## LISTA DE TAREFAS
[1] Responda com base no trecho:
(a) A qual projeto de lei a relatora apresentou um substitutivo?
(b) Em quanto a pena poderá ser aumentada se o ato for reiterado?
(c) Que análise a proposta aguarda antes de seguir para o Senado?
[2] Reproduza fielmente a parte do trecho entre "violência: cenário e" e "ou da vítima.", incluindo ambos.

*** TRECHO

A Comissão de Constituição e Justiça e de Cidadania (CCJ) da Câmara dos Deputados aprovou, nesta terça-feira (16), uma proposta que altera o Estatuto da Criança e do Adolescente (ECA). A nova legislação tipifica a conduta de expor crianças e adolescentes a atos de violência doméstica, estabelecendo punições que variam de seis meses a dois anos de detenção para os responsáveis.
violência: cenário e impactos
A relatora na CCJ, deputada Chris Tonietto (PL-RJ), apresentou um substitutivo ao Projeto de Lei 1161/22, do deputado Carlos Sampaio (PSD-SP). O substitutivo inclui uma alteração técnica e um tratamento mais rigoroso em determinados casos.
Com a aprovação, o crime de violência doméstica cometido na presença de crianças ou adolescentes será punido com detenção de seis meses a dois anos. Além disso, a pena poderá ser aumentada em 50% se o ato for reiterado ou se a criança ou adolescente estiver sob a autoridade, guarda ou vigilância do agente ou da vítima.
Chris Tonietto enfatizou que a proposta reconhece o impacto profundo da violência doméstica sobre as crianças, mesmo quando não são as vítimas diretas. “Ao vivenciarem situações constantes de agressões físicas, verbais ou psicológicas, as crianças não apenas testemunham o sofrimento, mas também internalizam esses comportamentos como modelos de relações interpessoais”, argumentou.
Ela destacou ainda que essa experiência traumática pode comprometer o bem-estar emocional das crianças, afetar seu desempenho escolar e desencadear transtornos psicológicos a longo prazo.
A proposta agora aguarda análise do Plenário da Câmara antes de seguir para o Senado.

******
*** DADOS EXTRAÍDOS

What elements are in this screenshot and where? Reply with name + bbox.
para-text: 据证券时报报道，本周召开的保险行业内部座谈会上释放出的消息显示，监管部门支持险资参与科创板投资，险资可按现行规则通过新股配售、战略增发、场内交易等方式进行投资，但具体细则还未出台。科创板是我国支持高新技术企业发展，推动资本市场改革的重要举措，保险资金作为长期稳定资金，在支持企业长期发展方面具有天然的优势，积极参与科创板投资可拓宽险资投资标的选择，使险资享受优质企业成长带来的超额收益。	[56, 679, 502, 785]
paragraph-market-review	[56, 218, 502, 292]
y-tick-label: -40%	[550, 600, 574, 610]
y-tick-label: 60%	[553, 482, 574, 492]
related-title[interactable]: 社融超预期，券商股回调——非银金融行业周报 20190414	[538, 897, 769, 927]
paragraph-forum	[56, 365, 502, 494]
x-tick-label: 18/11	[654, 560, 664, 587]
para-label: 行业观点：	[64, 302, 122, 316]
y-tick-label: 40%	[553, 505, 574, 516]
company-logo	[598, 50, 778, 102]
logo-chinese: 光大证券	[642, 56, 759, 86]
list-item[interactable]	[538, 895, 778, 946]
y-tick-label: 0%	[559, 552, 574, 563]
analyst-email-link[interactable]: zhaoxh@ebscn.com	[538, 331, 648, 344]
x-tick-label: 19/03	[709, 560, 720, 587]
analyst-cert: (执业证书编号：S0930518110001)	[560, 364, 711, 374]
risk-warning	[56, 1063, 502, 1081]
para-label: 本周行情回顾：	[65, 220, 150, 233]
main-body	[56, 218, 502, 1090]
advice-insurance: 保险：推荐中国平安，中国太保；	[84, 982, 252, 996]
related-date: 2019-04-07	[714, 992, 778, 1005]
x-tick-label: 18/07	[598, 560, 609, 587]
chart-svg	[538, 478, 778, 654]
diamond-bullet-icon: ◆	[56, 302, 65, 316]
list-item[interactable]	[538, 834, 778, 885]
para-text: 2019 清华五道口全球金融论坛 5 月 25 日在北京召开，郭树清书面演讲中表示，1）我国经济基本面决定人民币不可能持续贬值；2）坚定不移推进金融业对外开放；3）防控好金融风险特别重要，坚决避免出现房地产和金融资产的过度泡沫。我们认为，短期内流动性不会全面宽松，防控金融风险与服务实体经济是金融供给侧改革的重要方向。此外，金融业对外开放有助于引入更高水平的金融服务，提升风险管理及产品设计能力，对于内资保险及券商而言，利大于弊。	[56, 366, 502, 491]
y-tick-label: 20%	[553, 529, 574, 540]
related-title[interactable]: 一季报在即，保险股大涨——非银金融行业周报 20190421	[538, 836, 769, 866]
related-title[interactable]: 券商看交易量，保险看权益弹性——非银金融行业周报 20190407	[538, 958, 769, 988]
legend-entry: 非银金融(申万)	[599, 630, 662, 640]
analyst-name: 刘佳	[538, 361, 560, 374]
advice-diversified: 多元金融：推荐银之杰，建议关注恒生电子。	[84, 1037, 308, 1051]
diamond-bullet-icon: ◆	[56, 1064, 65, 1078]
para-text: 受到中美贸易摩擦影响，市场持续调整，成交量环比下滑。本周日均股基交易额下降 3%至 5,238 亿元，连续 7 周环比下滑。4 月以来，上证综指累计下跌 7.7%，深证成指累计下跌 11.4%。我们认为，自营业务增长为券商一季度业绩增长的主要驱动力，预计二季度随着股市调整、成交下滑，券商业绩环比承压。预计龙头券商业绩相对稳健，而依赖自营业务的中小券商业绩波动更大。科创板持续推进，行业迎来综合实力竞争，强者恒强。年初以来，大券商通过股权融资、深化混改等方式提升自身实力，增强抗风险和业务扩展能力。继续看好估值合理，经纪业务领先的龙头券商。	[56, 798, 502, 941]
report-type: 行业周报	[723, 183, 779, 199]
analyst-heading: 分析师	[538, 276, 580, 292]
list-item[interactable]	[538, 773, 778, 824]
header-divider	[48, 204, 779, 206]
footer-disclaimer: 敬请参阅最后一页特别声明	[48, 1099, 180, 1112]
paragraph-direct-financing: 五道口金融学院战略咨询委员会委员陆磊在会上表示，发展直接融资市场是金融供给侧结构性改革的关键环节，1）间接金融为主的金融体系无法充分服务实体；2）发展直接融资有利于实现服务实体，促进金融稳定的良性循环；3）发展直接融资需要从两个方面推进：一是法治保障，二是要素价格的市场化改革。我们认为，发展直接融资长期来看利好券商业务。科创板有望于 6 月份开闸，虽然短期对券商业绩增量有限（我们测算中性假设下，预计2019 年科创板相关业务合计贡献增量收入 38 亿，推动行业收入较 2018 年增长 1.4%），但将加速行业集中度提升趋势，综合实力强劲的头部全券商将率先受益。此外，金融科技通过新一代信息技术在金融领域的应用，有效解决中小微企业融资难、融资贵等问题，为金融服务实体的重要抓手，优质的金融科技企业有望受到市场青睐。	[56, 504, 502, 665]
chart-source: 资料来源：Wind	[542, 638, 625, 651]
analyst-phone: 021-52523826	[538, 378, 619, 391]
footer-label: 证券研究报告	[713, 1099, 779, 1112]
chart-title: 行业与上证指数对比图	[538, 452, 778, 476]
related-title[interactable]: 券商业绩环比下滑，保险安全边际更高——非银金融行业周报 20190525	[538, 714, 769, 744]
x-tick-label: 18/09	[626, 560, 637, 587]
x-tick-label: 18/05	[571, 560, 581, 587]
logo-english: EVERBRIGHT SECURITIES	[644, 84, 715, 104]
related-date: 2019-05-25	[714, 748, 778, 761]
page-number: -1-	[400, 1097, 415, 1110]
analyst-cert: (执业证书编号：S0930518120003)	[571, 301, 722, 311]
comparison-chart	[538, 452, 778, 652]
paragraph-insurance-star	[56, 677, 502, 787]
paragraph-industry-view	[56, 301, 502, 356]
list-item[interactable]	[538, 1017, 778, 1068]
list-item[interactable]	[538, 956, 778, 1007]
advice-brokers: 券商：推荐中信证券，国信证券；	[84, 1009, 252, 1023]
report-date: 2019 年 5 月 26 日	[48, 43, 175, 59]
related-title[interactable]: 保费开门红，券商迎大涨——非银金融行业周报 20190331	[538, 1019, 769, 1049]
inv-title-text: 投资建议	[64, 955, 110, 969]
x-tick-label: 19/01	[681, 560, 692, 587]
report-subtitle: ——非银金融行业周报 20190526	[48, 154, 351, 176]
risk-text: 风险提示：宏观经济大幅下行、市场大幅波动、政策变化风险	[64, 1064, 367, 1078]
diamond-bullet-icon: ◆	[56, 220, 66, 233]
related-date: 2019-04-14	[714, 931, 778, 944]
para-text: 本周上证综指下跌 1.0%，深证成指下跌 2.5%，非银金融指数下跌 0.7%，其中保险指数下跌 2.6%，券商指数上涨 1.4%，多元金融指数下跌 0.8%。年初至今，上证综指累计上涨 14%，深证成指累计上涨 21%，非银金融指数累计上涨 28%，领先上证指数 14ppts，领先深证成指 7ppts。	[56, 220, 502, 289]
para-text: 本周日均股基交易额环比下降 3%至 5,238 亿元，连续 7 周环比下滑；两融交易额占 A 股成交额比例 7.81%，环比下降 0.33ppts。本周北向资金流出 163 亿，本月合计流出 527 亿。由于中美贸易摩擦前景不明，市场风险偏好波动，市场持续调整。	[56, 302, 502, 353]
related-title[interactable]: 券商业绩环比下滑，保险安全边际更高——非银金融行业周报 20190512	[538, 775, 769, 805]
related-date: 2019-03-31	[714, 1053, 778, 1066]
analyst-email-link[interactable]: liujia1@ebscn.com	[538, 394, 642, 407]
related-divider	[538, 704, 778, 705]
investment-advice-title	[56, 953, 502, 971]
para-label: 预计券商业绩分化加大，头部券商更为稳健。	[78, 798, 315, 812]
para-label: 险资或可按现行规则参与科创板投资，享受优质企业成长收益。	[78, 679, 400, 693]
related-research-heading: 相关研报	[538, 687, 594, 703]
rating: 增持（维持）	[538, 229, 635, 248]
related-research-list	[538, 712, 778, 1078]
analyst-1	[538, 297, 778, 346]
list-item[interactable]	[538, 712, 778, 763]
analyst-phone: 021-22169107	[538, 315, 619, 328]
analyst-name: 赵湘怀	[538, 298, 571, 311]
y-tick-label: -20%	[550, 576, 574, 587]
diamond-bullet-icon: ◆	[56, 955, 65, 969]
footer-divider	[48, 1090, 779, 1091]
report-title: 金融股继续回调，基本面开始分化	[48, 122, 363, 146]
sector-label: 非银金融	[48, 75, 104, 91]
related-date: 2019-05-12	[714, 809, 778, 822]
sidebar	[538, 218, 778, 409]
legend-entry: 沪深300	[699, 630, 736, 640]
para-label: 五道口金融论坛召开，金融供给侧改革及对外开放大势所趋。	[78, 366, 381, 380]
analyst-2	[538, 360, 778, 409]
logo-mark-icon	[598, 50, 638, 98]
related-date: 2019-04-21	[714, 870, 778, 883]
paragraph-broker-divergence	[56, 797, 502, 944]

******

## RESPOSTAS DO EXERCÍCIO
[1]
(a) Ao Projeto de Lei 1161/22, do deputado Carlos Sampaio (PSD-SP).
(b) Em 50%.
(c) A análise do Plenário da Câmara.

[2]
violência: cenário e impactos
A relatora na CCJ, deputada Chris Tonietto (PL-RJ), apresentou um substitutivo ao Projeto de Lei 1161/22, do deputado Carlos Sampaio (PSD-SP). O substitutivo inclui uma alteração técnica e um tratamento mais rigoroso em determinados casos.
Com a aprovação, o crime de violência doméstica cometido na presença de crianças ou adolescentes será punido com detenção de seis meses a dois anos. Além disso, a pena poderá ser aumentada em 50% se o ato for reiterado ou se a criança ou adolescente estiver sob a autoridade, guarda ou vigilância do agente ou da vítima.